START RECORD SET
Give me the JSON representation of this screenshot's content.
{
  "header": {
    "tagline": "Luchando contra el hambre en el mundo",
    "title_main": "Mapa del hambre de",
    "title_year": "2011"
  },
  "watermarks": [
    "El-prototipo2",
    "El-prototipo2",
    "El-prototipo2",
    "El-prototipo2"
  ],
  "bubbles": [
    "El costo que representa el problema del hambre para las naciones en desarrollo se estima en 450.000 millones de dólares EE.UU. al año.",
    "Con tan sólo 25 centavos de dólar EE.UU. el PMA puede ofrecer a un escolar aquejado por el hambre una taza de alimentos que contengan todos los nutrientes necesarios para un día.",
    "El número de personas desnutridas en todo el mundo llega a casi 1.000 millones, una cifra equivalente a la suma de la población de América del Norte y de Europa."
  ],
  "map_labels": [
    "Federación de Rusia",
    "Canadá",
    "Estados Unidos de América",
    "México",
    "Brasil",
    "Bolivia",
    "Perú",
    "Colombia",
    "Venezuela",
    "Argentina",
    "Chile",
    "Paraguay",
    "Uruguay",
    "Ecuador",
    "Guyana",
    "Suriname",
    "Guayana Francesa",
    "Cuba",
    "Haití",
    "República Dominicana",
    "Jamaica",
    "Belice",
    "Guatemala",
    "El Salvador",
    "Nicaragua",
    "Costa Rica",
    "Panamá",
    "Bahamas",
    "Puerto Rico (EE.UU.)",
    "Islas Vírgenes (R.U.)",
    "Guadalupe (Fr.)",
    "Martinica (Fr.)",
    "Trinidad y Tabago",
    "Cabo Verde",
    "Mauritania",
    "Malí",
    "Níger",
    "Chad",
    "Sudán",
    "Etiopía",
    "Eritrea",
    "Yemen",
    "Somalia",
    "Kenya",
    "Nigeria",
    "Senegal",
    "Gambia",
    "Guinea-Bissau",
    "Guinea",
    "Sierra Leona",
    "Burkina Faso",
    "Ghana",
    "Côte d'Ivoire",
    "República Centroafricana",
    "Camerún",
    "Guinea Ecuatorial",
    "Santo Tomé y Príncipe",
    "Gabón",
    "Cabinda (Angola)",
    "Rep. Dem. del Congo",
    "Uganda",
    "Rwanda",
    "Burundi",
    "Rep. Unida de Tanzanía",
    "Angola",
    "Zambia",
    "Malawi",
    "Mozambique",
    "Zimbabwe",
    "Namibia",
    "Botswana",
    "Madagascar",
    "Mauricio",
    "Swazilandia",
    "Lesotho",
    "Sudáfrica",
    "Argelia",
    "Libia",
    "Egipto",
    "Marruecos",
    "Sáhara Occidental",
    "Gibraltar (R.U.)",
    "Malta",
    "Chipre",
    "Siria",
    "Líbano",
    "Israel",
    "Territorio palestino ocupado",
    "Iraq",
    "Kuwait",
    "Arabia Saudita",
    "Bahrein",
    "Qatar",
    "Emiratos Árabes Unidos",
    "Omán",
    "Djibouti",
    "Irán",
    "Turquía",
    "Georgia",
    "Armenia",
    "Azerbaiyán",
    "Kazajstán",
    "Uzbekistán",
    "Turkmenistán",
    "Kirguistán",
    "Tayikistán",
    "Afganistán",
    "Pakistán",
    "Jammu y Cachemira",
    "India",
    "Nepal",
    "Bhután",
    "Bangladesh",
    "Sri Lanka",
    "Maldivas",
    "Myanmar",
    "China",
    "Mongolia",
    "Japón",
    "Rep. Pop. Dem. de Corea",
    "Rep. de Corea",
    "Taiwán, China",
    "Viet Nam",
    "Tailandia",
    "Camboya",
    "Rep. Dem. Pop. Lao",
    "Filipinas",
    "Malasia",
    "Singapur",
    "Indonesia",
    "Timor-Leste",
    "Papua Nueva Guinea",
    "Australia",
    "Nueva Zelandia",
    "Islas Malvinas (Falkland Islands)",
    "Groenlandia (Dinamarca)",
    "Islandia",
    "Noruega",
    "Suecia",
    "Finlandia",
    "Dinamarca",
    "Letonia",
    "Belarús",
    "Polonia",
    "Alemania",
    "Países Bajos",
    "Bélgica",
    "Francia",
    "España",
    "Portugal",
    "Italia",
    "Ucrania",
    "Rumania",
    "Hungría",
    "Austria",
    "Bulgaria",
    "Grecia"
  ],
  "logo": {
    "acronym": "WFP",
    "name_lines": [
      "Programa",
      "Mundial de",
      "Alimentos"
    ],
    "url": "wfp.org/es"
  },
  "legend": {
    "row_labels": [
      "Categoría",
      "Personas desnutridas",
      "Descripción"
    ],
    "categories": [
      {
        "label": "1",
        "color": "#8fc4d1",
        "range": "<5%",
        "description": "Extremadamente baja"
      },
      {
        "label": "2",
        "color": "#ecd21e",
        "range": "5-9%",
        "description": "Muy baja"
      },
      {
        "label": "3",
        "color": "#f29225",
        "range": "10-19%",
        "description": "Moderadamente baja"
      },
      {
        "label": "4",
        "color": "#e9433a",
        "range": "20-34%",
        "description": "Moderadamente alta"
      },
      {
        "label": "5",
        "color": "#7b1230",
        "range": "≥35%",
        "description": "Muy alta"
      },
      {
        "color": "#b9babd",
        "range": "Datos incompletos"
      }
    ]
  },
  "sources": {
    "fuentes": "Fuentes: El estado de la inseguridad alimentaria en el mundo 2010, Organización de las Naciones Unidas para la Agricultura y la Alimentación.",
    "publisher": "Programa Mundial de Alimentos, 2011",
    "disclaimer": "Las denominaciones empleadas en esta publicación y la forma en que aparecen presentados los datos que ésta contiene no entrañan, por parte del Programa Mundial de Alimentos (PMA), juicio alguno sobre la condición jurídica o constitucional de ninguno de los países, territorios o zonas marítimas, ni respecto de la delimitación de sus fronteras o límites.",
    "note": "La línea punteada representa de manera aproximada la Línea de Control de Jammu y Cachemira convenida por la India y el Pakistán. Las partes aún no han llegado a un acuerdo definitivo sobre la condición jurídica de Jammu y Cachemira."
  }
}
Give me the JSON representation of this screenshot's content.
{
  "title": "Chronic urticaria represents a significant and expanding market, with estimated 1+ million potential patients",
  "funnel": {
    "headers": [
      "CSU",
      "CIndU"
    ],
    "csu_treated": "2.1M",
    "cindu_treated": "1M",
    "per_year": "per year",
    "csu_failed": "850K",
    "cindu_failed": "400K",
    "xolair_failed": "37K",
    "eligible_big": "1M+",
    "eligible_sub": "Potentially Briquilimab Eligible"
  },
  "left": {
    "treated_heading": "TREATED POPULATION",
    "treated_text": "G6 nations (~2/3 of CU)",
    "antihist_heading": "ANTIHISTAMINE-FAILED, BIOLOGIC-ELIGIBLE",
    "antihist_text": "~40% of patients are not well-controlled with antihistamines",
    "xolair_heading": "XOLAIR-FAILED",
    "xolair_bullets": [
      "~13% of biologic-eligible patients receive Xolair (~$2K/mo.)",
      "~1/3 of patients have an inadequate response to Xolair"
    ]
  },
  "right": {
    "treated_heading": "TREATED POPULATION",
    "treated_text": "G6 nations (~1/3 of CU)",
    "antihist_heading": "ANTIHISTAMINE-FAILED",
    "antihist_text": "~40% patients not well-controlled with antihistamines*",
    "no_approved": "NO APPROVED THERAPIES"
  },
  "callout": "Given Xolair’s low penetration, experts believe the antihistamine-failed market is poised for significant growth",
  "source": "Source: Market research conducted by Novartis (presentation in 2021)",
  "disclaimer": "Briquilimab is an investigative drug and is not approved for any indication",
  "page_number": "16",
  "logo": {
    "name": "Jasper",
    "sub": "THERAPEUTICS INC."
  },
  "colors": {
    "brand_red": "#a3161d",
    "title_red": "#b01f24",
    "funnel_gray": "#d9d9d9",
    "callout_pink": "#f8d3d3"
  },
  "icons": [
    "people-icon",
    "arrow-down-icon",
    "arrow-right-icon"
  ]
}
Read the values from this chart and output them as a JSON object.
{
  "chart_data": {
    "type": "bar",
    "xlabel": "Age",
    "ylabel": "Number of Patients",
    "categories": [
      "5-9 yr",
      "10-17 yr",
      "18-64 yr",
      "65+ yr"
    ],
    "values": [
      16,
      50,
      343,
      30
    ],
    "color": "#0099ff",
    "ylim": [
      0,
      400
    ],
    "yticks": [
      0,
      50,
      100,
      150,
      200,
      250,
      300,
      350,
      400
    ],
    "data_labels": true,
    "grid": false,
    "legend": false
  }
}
END RECORD SET
§ WORK INSTRUCTIONS
Having found the line with "Read the values", please set it down along with every line after it through the end of the material above, exactly and with nothing added.

§ SOLUTION FOR THIS PROBLEM
Read the values from this chart and output them as a JSON object.
{
  "chart_data": {
    "type": "bar",
    "xlabel": "Age",
    "ylabel": "Number of Patients",
    "categories": [
      "5-9 yr",
      "10-17 yr",
      "18-64 yr",
      "65+ yr"
    ],
    "values": [
      16,
      50,
      343,
      30
    ],
    "color": "#0099ff",
    "ylim": [
      0,
      400
    ],
    "yticks": [
      0,
      50,
      100,
      150,
      200,
      250,
      300,
      350,
      400
    ],
    "data_labels": true,
    "grid": false,
    "legend": false
  }
}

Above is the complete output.